Directions for this task: Every line of the material below must be repeated exactly.

Records provided:

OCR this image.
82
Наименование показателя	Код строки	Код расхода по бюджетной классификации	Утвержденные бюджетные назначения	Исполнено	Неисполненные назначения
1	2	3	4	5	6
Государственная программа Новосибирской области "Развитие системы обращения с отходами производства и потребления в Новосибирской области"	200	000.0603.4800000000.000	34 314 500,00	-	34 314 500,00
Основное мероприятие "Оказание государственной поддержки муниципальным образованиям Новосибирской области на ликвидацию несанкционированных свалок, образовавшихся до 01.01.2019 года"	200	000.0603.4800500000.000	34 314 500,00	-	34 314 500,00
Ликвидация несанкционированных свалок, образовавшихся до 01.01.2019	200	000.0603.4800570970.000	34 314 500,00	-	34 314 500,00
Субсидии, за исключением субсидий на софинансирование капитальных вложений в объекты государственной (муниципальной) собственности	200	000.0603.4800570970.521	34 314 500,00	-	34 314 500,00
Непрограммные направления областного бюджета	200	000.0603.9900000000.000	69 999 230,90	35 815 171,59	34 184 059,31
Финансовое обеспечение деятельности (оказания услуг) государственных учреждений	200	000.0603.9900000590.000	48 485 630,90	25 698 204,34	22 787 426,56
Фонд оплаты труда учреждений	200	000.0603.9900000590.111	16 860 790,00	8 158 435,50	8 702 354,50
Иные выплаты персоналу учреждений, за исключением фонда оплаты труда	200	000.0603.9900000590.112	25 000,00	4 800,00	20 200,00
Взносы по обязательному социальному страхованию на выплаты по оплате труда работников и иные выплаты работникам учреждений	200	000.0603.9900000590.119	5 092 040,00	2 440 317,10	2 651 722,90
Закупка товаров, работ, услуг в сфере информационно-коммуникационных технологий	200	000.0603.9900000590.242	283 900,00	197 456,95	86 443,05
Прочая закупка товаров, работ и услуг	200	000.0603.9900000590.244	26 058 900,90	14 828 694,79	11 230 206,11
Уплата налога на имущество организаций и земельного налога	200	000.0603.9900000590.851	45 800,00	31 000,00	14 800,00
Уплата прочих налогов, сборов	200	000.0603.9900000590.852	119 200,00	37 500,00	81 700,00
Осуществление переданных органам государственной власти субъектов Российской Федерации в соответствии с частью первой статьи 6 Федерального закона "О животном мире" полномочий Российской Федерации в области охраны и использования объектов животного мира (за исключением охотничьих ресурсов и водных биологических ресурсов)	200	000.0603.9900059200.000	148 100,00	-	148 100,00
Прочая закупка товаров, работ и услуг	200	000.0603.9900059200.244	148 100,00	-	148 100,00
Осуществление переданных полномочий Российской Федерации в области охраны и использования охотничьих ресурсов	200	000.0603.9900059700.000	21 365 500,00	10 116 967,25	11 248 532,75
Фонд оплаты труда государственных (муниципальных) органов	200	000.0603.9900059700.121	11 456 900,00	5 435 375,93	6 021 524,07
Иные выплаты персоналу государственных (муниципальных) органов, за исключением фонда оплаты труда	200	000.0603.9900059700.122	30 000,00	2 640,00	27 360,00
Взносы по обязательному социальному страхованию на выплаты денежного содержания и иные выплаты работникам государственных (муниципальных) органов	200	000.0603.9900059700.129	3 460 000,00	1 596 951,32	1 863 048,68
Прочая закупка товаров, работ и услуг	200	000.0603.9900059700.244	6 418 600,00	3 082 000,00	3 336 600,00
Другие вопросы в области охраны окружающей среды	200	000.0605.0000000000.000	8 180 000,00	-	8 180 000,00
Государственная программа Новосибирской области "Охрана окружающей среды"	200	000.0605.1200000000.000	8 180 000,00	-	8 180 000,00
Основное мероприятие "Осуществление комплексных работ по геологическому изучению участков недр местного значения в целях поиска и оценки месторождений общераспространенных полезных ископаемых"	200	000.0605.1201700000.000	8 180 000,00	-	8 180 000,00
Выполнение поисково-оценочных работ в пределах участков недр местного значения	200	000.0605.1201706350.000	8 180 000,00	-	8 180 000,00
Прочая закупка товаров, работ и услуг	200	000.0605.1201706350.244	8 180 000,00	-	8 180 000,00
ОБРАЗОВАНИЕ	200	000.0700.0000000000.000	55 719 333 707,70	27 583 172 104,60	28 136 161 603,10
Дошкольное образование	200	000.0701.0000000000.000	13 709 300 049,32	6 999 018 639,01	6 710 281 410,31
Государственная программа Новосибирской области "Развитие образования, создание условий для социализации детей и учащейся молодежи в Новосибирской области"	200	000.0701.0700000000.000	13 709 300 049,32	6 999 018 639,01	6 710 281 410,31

Result:
OCR this image.
82
Наименование показателя	Код строки	Код расхода по бюджетной классификации	Утвержденные бюджетные назначения	Исполнено	Неисполненные назначения
1	2	3	4	5	6
Государственная программа Новосибирской области "Развитие системы обращения с отходами производства и потребления в Новосибирской области"	200	000.0603.4800000000.000	34 314 500,00	-	34 314 500,00
Основное мероприятие "Оказание государственной поддержки муниципальным образованиям Новосибирской области на ликвидацию несанкционированных свалок, образовавшихся до 01.01.2019 года"	200	000.0603.4800500000.000	34 314 500,00	-	34 314 500,00
Ликвидация несанкционированных свалок, образовавшихся до 01.01.2019	200	000.0603.4800570970.000	34 314 500,00	-	34 314 500,00
Субсидии, за исключением субсидий на софинансирование капитальных вложений в объекты государственной (муниципальной) собственности	200	000.0603.4800570970.521	34 314 500,00	-	34 314 500,00
Непрограммные направления областного бюджета	200	000.0603.9900000000.000	69 999 230,90	35 815 171,59	34 184 059,31
Финансовое обеспечение деятельности (оказания услуг) государственных учреждений	200	000.0603.9900000590.000	48 485 630,90	25 698 204,34	22 787 426,56
Фонд оплаты труда учреждений	200	000.0603.9900000590.111	16 860 790,00	8 158 435,50	8 702 354,50
Иные выплаты персоналу учреждений, за исключением фонда оплаты труда	200	000.0603.9900000590.112	25 000,00	4 800,00	20 200,00
Взносы по обязательному социальному страхованию на выплаты по оплате труда работников и иные выплаты работникам учреждений	200	000.0603.9900000590.119	5 092 040,00	2 440 317,10	2 651 722,90
Закупка товаров, работ, услуг в сфере информационно-коммуникационных технологий	200	000.0603.9900000590.242	283 900,00	197 456,95	86 443,05
Прочая закупка товаров, работ и услуг	200	000.0603.9900000590.244	26 058 900,90	14 828 694,79	11 230 206,11
Уплата налога на имущество организаций и земельного налога	200	000.0603.9900000590.851	45 800,00	31 000,00	14 800,00
Уплата прочих налогов, сборов	200	000.0603.9900000590.852	119 200,00	37 500,00	81 700,00
Осуществление переданных органам государственной власти субъектов Российской Федерации в соответствии с частью первой статьи 6 Федерального закона "О животном мире" полномочий Российской Федерации в области охраны и использования объектов животного мира (за исключением охотничьих ресурсов и водных биологических ресурсов)	200	000.0603.9900059200.000	148 100,00	-	148 100,00
Прочая закупка товаров, работ и услуг	200	000.0603.9900059200.244	148 100,00	-	148 100,00
Осуществление переданных полномочий Российской Федерации в области охраны и использования охотничьих ресурсов	200	000.0603.9900059700.000	21 365 500,00	10 116 967,25	11 248 532,75
Фонд оплаты труда государственных (муниципальных) органов	200	000.0603.9900059700.121	11 456 900,00	5 435 375,93	6 021 524,07
Иные выплаты персоналу государственных (муниципальных) органов, за исключением фонда оплаты труда	200	000.0603.9900059700.122	30 000,00	2 640,00	27 360,00
Взносы по обязательному социальному страхованию на выплаты денежного содержания и иные выплаты работникам государственных (муниципальных) органов	200	000.0603.9900059700.129	3 460 000,00	1 596 951,32	1 863 048,68
Прочая закупка товаров, работ и услуг	200	000.0603.9900059700.244	6 418 600,00	3 082 000,00	3 336 600,00
Другие вопросы в области охраны окружающей среды	200	000.0605.0000000000.000	8 180 000,00	-	8 180 000,00
Государственная программа Новосибирской области "Охрана окружающей среды"	200	000.0605.1200000000.000	8 180 000,00	-	8 180 000,00
Основное мероприятие "Осуществление комплексных работ по геологическому изучению участков недр местного значения в целях поиска и оценки месторождений общераспространенных полезных ископаемых"	200	000.0605.1201700000.000	8 180 000,00	-	8 180 000,00
Выполнение поисково-оценочных работ в пределах участков недр местного значения	200	000.0605.1201706350.000	8 180 000,00	-	8 180 000,00
Прочая закупка товаров, работ и услуг	200	000.0605.1201706350.244	8 180 000,00	-	8 180 000,00
ОБРАЗОВАНИЕ	200	000.0700.0000000000.000	55 719 333 707,70	27 583 172 104,60	28 136 161 603,10
Дошкольное образование	200	000.0701.0000000000.000	13 709 300 049,32	6 999 018 639,01	6 710 281 410,31
Государственная программа Новосибирской области "Развитие образования, создание условий для социализации детей и учащейся молодежи в Новосибирской области"	200	000.0701.0700000000.000	13 709 300 049,32	6 999 018 639,01	6 710 281 410,31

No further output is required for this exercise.